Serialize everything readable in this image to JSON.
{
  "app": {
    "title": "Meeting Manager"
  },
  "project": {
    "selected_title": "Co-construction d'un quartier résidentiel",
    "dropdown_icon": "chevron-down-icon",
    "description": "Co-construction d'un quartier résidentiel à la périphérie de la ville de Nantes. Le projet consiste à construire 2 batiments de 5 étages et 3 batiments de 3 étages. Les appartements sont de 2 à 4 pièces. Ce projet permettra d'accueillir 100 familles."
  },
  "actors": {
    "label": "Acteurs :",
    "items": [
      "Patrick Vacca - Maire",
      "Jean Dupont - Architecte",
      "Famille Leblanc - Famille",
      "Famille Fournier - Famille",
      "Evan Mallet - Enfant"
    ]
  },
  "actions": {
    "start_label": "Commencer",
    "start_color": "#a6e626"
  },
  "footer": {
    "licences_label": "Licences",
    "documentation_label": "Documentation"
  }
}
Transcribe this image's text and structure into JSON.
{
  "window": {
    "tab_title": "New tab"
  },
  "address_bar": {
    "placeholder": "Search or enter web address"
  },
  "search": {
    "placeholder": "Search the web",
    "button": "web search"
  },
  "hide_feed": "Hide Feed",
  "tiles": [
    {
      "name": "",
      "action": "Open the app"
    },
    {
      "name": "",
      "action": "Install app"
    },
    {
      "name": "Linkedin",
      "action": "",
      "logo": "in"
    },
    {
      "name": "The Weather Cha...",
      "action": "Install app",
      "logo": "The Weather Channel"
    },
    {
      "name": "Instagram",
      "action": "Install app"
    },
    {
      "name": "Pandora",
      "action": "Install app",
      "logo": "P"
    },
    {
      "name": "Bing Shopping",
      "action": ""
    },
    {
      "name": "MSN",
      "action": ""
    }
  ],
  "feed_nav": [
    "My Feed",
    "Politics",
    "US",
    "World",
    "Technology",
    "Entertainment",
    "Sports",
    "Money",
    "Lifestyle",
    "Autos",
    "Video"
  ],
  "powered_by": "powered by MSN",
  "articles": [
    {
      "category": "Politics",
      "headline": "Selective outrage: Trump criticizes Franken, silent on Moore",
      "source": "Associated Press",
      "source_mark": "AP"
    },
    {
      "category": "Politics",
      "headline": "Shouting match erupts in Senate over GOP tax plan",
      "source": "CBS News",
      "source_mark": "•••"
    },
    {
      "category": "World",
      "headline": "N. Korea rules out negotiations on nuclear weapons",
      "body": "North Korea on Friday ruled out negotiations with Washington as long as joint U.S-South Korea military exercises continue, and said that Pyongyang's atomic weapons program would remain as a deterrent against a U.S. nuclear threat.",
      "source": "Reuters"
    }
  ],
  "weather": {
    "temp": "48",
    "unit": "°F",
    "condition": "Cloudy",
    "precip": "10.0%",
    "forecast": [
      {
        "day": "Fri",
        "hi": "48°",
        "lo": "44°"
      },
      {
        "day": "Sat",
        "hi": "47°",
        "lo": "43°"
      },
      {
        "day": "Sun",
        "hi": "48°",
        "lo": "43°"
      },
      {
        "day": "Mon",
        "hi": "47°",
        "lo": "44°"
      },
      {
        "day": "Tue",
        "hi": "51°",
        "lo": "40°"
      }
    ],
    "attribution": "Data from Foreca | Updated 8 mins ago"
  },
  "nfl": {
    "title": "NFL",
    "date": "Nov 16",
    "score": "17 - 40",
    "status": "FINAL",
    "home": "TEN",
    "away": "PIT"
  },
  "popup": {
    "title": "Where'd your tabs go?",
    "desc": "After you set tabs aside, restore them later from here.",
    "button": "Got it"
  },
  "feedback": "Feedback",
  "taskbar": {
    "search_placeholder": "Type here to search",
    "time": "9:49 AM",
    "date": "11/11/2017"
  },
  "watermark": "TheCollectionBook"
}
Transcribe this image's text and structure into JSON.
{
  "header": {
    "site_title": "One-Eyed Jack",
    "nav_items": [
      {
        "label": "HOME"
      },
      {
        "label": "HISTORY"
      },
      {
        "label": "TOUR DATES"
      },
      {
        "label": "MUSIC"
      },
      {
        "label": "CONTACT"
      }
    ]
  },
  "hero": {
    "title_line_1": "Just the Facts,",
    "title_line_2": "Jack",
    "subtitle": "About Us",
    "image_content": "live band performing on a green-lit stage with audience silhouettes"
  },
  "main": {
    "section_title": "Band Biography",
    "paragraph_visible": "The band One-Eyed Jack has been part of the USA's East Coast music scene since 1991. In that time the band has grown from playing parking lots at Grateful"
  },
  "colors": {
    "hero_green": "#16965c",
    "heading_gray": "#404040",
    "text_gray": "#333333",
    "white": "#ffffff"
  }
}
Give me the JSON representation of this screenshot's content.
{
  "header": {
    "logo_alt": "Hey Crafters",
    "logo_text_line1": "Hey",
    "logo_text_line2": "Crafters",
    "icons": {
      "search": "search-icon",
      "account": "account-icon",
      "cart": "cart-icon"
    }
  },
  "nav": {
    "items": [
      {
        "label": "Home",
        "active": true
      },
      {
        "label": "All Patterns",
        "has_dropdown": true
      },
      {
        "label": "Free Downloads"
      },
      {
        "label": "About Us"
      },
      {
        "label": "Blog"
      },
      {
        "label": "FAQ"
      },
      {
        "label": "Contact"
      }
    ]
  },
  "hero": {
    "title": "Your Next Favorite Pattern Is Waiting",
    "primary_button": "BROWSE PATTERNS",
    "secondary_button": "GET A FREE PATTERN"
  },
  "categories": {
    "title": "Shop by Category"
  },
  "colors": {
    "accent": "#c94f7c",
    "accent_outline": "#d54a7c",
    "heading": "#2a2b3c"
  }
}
___
Description of the task: Return every line exactly.

Solution for this task:
Serialize everything readable in this image to JSON.
{
  "app": {
    "title": "Meeting Manager"
  },
  "project": {
    "selected_title": "Co-construction d'un quartier résidentiel",
    "dropdown_icon": "chevron-down-icon",
    "description": "Co-construction d'un quartier résidentiel à la périphérie de la ville de Nantes. Le projet consiste à construire 2 batiments de 5 étages et 3 batiments de 3 étages. Les appartements sont de 2 à 4 pièces. Ce projet permettra d'accueillir 100 familles."
  },
  "actors": {
    "label": "Acteurs :",
    "items": [
      "Patrick Vacca - Maire",
      "Jean Dupont - Architecte",
      "Famille Leblanc - Famille",
      "Famille Fournier - Famille",
      "Evan Mallet - Enfant"
    ]
  },
  "actions": {
    "start_label": "Commencer",
    "start_color": "#a6e626"
  },
  "footer": {
    "licences_label": "Licences",
    "documentation_label": "Documentation"
  }
}
Transcribe this image's text and structure into JSON.
{
  "window": {
    "tab_title": "New tab"
  },
  "address_bar": {
    "placeholder": "Search or enter web address"
  },
  "search": {
    "placeholder": "Search the web",
    "button": "web search"
  },
  "hide_feed": "Hide Feed",
  "tiles": [
    {
      "name": "",
      "action": "Open the app"
    },
    {
      "name": "",
      "action": "Install app"
    },
    {
      "name": "Linkedin",
      "action": "",
      "logo": "in"
    },
    {
      "name": "The Weather Cha...",
      "action": "Install app",
      "logo": "The Weather Channel"
    },
    {
      "name": "Instagram",
      "action": "Install app"
    },
    {
      "name": "Pandora",
      "action": "Install app",
      "logo": "P"
    },
    {
      "name": "Bing Shopping",
      "action": ""
    },
    {
      "name": "MSN",
      "action": ""
    }
  ],
  "feed_nav": [
    "My Feed",
    "Politics",
    "US",
    "World",
    "Technology",
    "Entertainment",
    "Sports",
    "Money",
    "Lifestyle",
    "Autos",
    "Video"
  ],
  "powered_by": "powered by MSN",
  "articles": [
    {
      "category": "Politics",
      "headline": "Selective outrage: Trump criticizes Franken, silent on Moore",
      "source": "Associated Press",
      "source_mark": "AP"
    },
    {
      "category": "Politics",
      "headline": "Shouting match erupts in Senate over GOP tax plan",
      "source": "CBS News",
      "source_mark": "•••"
    },
    {
      "category": "World",
      "headline": "N. Korea rules out negotiations on nuclear weapons",
      "body": "North Korea on Friday ruled out negotiations with Washington as long as joint U.S-South Korea military exercises continue, and said that Pyongyang's atomic weapons program would remain as a deterrent against a U.S. nuclear threat.",
      "source": "Reuters"
    }
  ],
  "weather": {
    "temp": "48",
    "unit": "°F",
    "condition": "Cloudy",
    "precip": "10.0%",
    "forecast": [
      {
        "day": "Fri",
        "hi": "48°",
        "lo": "44°"
      },
      {
        "day": "Sat",
        "hi": "47°",
        "lo": "43°"
      },
      {
        "day": "Sun",
        "hi": "48°",
        "lo": "43°"
      },
      {
        "day": "Mon",
        "hi": "47°",
        "lo": "44°"
      },
      {
        "day": "Tue",
        "hi": "51°",
        "lo": "40°"
      }
    ],
    "attribution": "Data from Foreca | Updated 8 mins ago"
  },
  "nfl": {
    "title": "NFL",
    "date": "Nov 16",
    "score": "17 - 40",
    "status": "FINAL",
    "home": "TEN",
    "away": "PIT"
  },
  "popup": {
    "title": "Where'd your tabs go?",
    "desc": "After you set tabs aside, restore them later from here.",
    "button": "Got it"
  },
  "feedback": "Feedback",
  "taskbar": {
    "search_placeholder": "Type here to search",
    "time": "9:49 AM",
    "date": "11/11/2017"
  },
  "watermark": "TheCollectionBook"
}
Transcribe this image's text and structure into JSON.
{
  "header": {
    "site_title": "One-Eyed Jack",
    "nav_items": [
      {
        "label": "HOME"
      },
      {
        "label": "HISTORY"
      },
      {
        "label": "TOUR DATES"
      },
      {
        "label": "MUSIC"
      },
      {
        "label": "CONTACT"
      }
    ]
  },
  "hero": {
    "title_line_1": "Just the Facts,",
    "title_line_2": "Jack",
    "subtitle": "About Us",
    "image_content": "live band performing on a green-lit stage with audience silhouettes"
  },
  "main": {
    "section_title": "Band Biography",
    "paragraph_visible": "The band One-Eyed Jack has been part of the USA's East Coast music scene since 1991. In that time the band has grown from playing parking lots at Grateful"
  },
  "colors": {
    "hero_green": "#16965c",
    "heading_gray": "#404040",
    "text_gray": "#333333",
    "white": "#ffffff"
  }
}
Give me the JSON representation of this screenshot's content.
{
  "header": {
    "logo_alt": "Hey Crafters",
    "logo_text_line1": "Hey",
    "logo_text_line2": "Crafters",
    "icons": {
      "search": "search-icon",
      "account": "account-icon",
      "cart": "cart-icon"
    }
  },
  "nav": {
    "items": [
      {
        "label": "Home",
        "active": true
      },
      {
        "label": "All Patterns",
        "has_dropdown": true
      },
      {
        "label": "Free Downloads"
      },
      {
        "label": "About Us"
      },
      {
        "label": "Blog"
      },
      {
        "label": "FAQ"
      },
      {
        "label": "Contact"
      }
    ]
  },
  "hero": {
    "title": "Your Next Favorite Pattern Is Waiting",
    "primary_button": "BROWSE PATTERNS",
    "secondary_button": "GET A FREE PATTERN"
  },
  "categories": {
    "title": "Shop by Category"
  },
  "colors": {
    "accent": "#c94f7c",
    "accent_outline": "#d54a7c",
    "heading": "#2a2b3c"
  }
}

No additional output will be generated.